-- begin Extracted material --
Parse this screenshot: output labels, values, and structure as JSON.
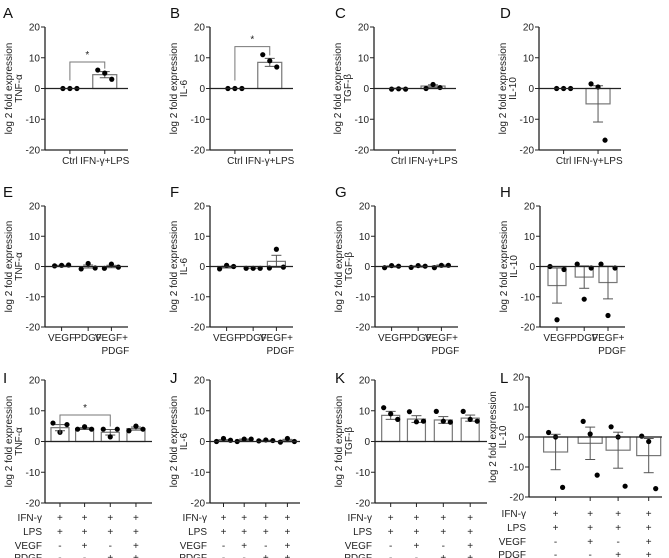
{
  "chart_data": [
    {
      "panel": "A",
      "type": "bar",
      "ylabel": [
        "log 2 fold expression",
        "TNF-α"
      ],
      "ylim": [
        -20,
        20
      ],
      "yticks": [
        20,
        10,
        0,
        -10,
        -20
      ],
      "categories": [
        [
          "Ctrl"
        ],
        [
          "IFN-γ+LPS"
        ]
      ],
      "bars": [
        {
          "mean": 0,
          "sem": 0,
          "points": [
            0,
            0,
            0
          ]
        },
        {
          "mean": 4.5,
          "sem": 1.0,
          "points": [
            6,
            5,
            3
          ]
        }
      ],
      "significance": [
        {
          "from": 0,
          "to": 1,
          "label": "*"
        }
      ]
    },
    {
      "panel": "B",
      "type": "bar",
      "ylabel": [
        "log 2 fold expression",
        "IL-6"
      ],
      "ylim": [
        -20,
        20
      ],
      "yticks": [
        20,
        10,
        0,
        -10,
        -20
      ],
      "categories": [
        [
          "Ctrl"
        ],
        [
          "IFN-γ+LPS"
        ]
      ],
      "bars": [
        {
          "mean": 0,
          "sem": 0,
          "points": [
            0,
            0,
            0
          ]
        },
        {
          "mean": 8.5,
          "sem": 1.3,
          "points": [
            11,
            9,
            7
          ]
        }
      ],
      "significance": [
        {
          "from": 0,
          "to": 1,
          "label": "*"
        }
      ]
    },
    {
      "panel": "C",
      "type": "bar",
      "ylabel": [
        "log 2 fold expression",
        "TGF-β"
      ],
      "ylim": [
        -20,
        20
      ],
      "yticks": [
        20,
        10,
        0,
        -10,
        -20
      ],
      "categories": [
        [
          "Ctrl"
        ],
        [
          "IFN-γ+LPS"
        ]
      ],
      "bars": [
        {
          "mean": 0,
          "sem": 0.1,
          "points": [
            -0.2,
            -0.1,
            -0.2
          ]
        },
        {
          "mean": 0.8,
          "sem": 0.4,
          "points": [
            0,
            1.3,
            0.3
          ]
        }
      ],
      "significance": []
    },
    {
      "panel": "D",
      "type": "bar",
      "ylabel": [
        "log 2 fold expression",
        "IL-10"
      ],
      "ylim": [
        -20,
        20
      ],
      "yticks": [
        20,
        10,
        0,
        -10,
        -20
      ],
      "categories": [
        [
          "Ctrl"
        ],
        [
          "IFN-γ+LPS"
        ]
      ],
      "bars": [
        {
          "mean": 0,
          "sem": 0,
          "points": [
            0,
            0,
            0
          ]
        },
        {
          "mean": -5,
          "sem": 5.9,
          "points": [
            1.5,
            0.5,
            -16.8
          ]
        }
      ],
      "significance": []
    },
    {
      "panel": "E",
      "type": "bar",
      "ylabel": [
        "log 2 fold expression",
        "TNF-α"
      ],
      "ylim": [
        -20,
        20
      ],
      "yticks": [
        20,
        10,
        0,
        -10,
        -20
      ],
      "categories": [
        [
          "VEGF"
        ],
        [
          "PDGF"
        ],
        [
          "VEGF+",
          "PDGF"
        ]
      ],
      "bars": [
        {
          "mean": 0.3,
          "sem": 0.1,
          "points": [
            0.2,
            0.4,
            0.5
          ]
        },
        {
          "mean": 0,
          "sem": 0.5,
          "points": [
            -0.8,
            1,
            -0.5
          ]
        },
        {
          "mean": 0,
          "sem": 0.4,
          "points": [
            -0.6,
            0.8,
            -0.2
          ]
        }
      ],
      "significance": []
    },
    {
      "panel": "F",
      "type": "bar",
      "ylabel": [
        "log 2 fold expression",
        "IL-6"
      ],
      "ylim": [
        -20,
        20
      ],
      "yticks": [
        20,
        10,
        0,
        -10,
        -20
      ],
      "categories": [
        [
          "VEGF"
        ],
        [
          "PDGF"
        ],
        [
          "VEGF+",
          "PDGF"
        ]
      ],
      "bars": [
        {
          "mean": -0.2,
          "sem": 0.3,
          "points": [
            -0.8,
            0.4,
            0
          ]
        },
        {
          "mean": -0.6,
          "sem": 0.05,
          "points": [
            -0.6,
            -0.6,
            -0.6
          ]
        },
        {
          "mean": 1.7,
          "sem": 2.0,
          "points": [
            -0.5,
            5.7,
            -0.2
          ]
        }
      ],
      "significance": []
    },
    {
      "panel": "G",
      "type": "bar",
      "ylabel": [
        "log 2 fold expression",
        "TGF-β"
      ],
      "ylim": [
        -20,
        20
      ],
      "yticks": [
        20,
        10,
        0,
        -10,
        -20
      ],
      "categories": [
        [
          "VEGF"
        ],
        [
          "PDGF"
        ],
        [
          "VEGF+",
          "PDGF"
        ]
      ],
      "bars": [
        {
          "mean": 0,
          "sem": 0.2,
          "points": [
            -0.4,
            0.3,
            0.1
          ]
        },
        {
          "mean": 0,
          "sem": 0.2,
          "points": [
            -0.3,
            0.3,
            0.1
          ]
        },
        {
          "mean": 0.2,
          "sem": 0.3,
          "points": [
            -0.4,
            0.4,
            0.4
          ]
        }
      ],
      "significance": []
    },
    {
      "panel": "H",
      "type": "bar",
      "ylabel": [
        "log 2 fold expression",
        "IL-10"
      ],
      "ylim": [
        -20,
        20
      ],
      "yticks": [
        20,
        10,
        0,
        -10,
        -20
      ],
      "categories": [
        [
          "VEGF"
        ],
        [
          "PDGF"
        ],
        [
          "VEGF+",
          "PDGF"
        ]
      ],
      "bars": [
        {
          "mean": -6.3,
          "sem": 5.8,
          "points": [
            0,
            -17.6,
            -1
          ]
        },
        {
          "mean": -3.5,
          "sem": 3.7,
          "points": [
            0.8,
            -10.8,
            -0.5
          ]
        },
        {
          "mean": -5.3,
          "sem": 5.4,
          "points": [
            0.8,
            -16.2,
            -0.5
          ]
        }
      ],
      "significance": []
    },
    {
      "panel": "I",
      "type": "bar",
      "ylabel": [
        "log 2 fold expression",
        "TNF-α"
      ],
      "ylim": [
        -20,
        20
      ],
      "yticks": [
        20,
        10,
        0,
        -10,
        -20
      ],
      "conditions": {
        "rows": [
          "IFN-γ",
          "LPS",
          "VEGF",
          "PDGF"
        ],
        "signs": [
          [
            "+",
            "+",
            "-",
            "-"
          ],
          [
            "+",
            "+",
            "+",
            "-"
          ],
          [
            "+",
            "+",
            "-",
            "+"
          ],
          [
            "+",
            "+",
            "+",
            "+"
          ]
        ]
      },
      "bars": [
        {
          "mean": 4.5,
          "sem": 1.0,
          "points": [
            6,
            3,
            5.5
          ]
        },
        {
          "mean": 4.2,
          "sem": 0.3,
          "points": [
            4,
            4.8,
            4
          ]
        },
        {
          "mean": 3.0,
          "sem": 0.9,
          "points": [
            4,
            1.5,
            4
          ]
        },
        {
          "mean": 4.2,
          "sem": 0.5,
          "points": [
            3.5,
            5,
            4
          ]
        }
      ],
      "significance": [
        {
          "from": 0,
          "to": 2,
          "label": "*"
        }
      ]
    },
    {
      "panel": "J",
      "type": "bar",
      "ylabel": [
        "log 2 fold expression",
        "IL-6"
      ],
      "ylim": [
        -20,
        20
      ],
      "yticks": [
        20,
        10,
        0,
        -10,
        -20
      ],
      "conditions": {
        "rows": [
          "IFN-γ",
          "LPS",
          "VEGF",
          "PDGF"
        ],
        "signs": [
          [
            "+",
            "+",
            "-",
            "-"
          ],
          [
            "+",
            "+",
            "+",
            "-"
          ],
          [
            "+",
            "+",
            "-",
            "+"
          ],
          [
            "+",
            "+",
            "+",
            "+"
          ]
        ]
      },
      "bars": [
        {
          "mean": 0.3,
          "sem": 0.3,
          "points": [
            0,
            1,
            0.4
          ]
        },
        {
          "mean": 0.5,
          "sem": 0.3,
          "points": [
            0,
            0.8,
            0.8
          ]
        },
        {
          "mean": 0.3,
          "sem": 0.1,
          "points": [
            0.2,
            0.5,
            0.3
          ]
        },
        {
          "mean": 0.3,
          "sem": 0.4,
          "points": [
            -0.2,
            1,
            0
          ]
        }
      ],
      "significance": []
    },
    {
      "panel": "K",
      "type": "bar",
      "ylabel": [
        "log 2 fold expression",
        "TGF-β"
      ],
      "ylim": [
        -20,
        20
      ],
      "yticks": [
        20,
        10,
        0,
        -10,
        -20
      ],
      "conditions": {
        "rows": [
          "IFN-γ",
          "LPS",
          "VEGF",
          "PDGF"
        ],
        "signs": [
          [
            "+",
            "+",
            "-",
            "-"
          ],
          [
            "+",
            "+",
            "+",
            "-"
          ],
          [
            "+",
            "+",
            "-",
            "+"
          ],
          [
            "+",
            "+",
            "+",
            "+"
          ]
        ]
      },
      "bars": [
        {
          "mean": 8.5,
          "sem": 1.3,
          "points": [
            11,
            9,
            7.2
          ]
        },
        {
          "mean": 7.3,
          "sem": 1.1,
          "points": [
            9.7,
            6.4,
            6.6
          ]
        },
        {
          "mean": 7.0,
          "sem": 1.1,
          "points": [
            9.8,
            6.6,
            6.3
          ]
        },
        {
          "mean": 7.6,
          "sem": 1.0,
          "points": [
            9.8,
            7.2,
            6.6
          ]
        }
      ],
      "significance": []
    },
    {
      "panel": "L",
      "type": "bar",
      "ylabel": [
        "log 2 fold expression",
        "IL-10"
      ],
      "ylim": [
        -20,
        20
      ],
      "yticks": [
        20,
        10,
        0,
        -10,
        -20
      ],
      "conditions": {
        "rows": [
          "IFN-γ",
          "LPS",
          "VEGF",
          "PDGF"
        ],
        "signs": [
          [
            "+",
            "+",
            "-",
            "-"
          ],
          [
            "+",
            "+",
            "+",
            "-"
          ],
          [
            "+",
            "+",
            "-",
            "+"
          ],
          [
            "+",
            "+",
            "+",
            "+"
          ]
        ]
      },
      "bars": [
        {
          "mean": -5,
          "sem": 5.9,
          "points": [
            1.5,
            0,
            -16.8
          ]
        },
        {
          "mean": -2.1,
          "sem": 5.4,
          "points": [
            5.2,
            1,
            -12.7
          ]
        },
        {
          "mean": -4.4,
          "sem": 6.0,
          "points": [
            3.4,
            0,
            -16.4
          ]
        },
        {
          "mean": -6.2,
          "sem": 5.7,
          "points": [
            0.3,
            -1.5,
            -17.2
          ]
        }
      ],
      "significance": []
    }
  ]
}
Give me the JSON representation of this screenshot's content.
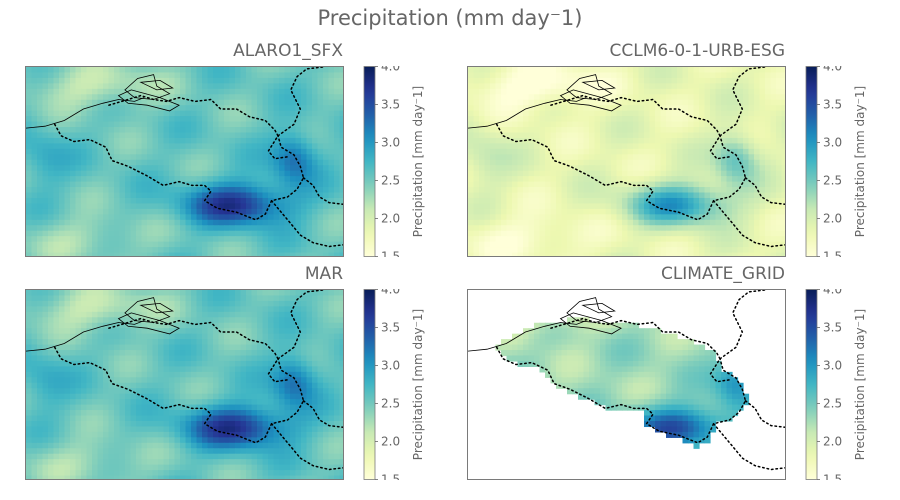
-- end Extracted material --
**Exercise goal:**
Search the entries for the word "panel" and pick out every line that holds it.

**Correct answer:**
      "panel": "A",
      "panel": "B",
      "panel": "C",
      "panel": "D",
      "panel": "E",
      "panel": "F",
      "panel": "G",
      "panel": "H",
      "panel": "I",
      "panel": "J",
      "panel": "K",
      "panel": "L",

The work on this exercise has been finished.